-- begin DATA PROVIDED --
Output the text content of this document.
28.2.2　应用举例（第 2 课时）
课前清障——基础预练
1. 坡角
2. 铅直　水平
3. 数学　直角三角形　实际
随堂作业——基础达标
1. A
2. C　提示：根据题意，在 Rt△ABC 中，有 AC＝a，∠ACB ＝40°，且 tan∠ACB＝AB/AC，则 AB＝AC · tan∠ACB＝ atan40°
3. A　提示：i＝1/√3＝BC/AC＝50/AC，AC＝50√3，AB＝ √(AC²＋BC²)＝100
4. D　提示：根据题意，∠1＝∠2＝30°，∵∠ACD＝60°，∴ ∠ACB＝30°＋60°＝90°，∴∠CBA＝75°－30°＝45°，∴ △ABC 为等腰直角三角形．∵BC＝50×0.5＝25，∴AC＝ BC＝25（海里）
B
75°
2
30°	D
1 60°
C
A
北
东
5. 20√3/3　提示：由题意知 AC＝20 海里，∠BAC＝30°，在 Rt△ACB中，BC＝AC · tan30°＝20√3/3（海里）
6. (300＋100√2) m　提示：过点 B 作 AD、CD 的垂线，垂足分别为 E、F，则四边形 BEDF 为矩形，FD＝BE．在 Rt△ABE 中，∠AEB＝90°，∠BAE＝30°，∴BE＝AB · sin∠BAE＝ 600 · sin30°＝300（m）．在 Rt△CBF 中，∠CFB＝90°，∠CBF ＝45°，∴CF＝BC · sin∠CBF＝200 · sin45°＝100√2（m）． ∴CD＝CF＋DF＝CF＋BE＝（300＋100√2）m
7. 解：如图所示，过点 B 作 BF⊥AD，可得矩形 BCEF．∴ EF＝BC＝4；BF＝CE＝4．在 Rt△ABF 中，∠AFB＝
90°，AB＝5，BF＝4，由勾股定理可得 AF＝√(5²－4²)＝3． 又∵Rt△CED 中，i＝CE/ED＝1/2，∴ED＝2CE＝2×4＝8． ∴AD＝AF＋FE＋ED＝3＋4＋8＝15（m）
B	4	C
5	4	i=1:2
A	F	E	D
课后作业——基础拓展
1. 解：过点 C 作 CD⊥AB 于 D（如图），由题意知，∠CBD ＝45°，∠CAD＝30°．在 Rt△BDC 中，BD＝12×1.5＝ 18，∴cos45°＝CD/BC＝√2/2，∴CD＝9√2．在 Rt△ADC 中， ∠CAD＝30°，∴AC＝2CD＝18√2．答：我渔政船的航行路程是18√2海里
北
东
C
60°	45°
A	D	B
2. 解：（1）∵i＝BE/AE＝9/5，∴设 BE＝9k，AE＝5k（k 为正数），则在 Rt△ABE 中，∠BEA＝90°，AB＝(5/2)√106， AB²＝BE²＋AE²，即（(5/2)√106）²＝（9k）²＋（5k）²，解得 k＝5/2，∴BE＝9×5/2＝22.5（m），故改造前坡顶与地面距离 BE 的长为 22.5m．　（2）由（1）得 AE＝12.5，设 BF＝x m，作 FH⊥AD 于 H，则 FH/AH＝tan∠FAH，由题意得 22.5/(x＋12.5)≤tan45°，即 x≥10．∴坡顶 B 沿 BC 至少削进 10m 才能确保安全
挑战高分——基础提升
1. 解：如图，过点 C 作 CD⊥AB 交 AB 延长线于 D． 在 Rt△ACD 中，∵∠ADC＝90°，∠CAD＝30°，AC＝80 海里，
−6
-- end DATA PROVIDED --
■ **TO DO**: Where a line above contains the word "由题意知", copy that line.

■ **OUTPUT FOR THIS EXERCISE**:
5. 20√3/3　提示：由题意知 AC＝20 海里，∠BAC＝30°，在 Rt△ACB中，BC＝AC · tan30°＝20√3/3（海里）
1. 解：过点 C 作 CD⊥AB 于 D（如图），由题意知，∠CBD ＝45°，∠CAD＝30°．在 Rt△BDC 中，BD＝12×1.5＝ 18，∴cos45°＝CD/BC＝√2/2，∴CD＝9√2．在 Rt△ADC 中， ∠CAD＝30°，∴AC＝2CD＝18√2．答：我渔政船的航行路程是18√2海里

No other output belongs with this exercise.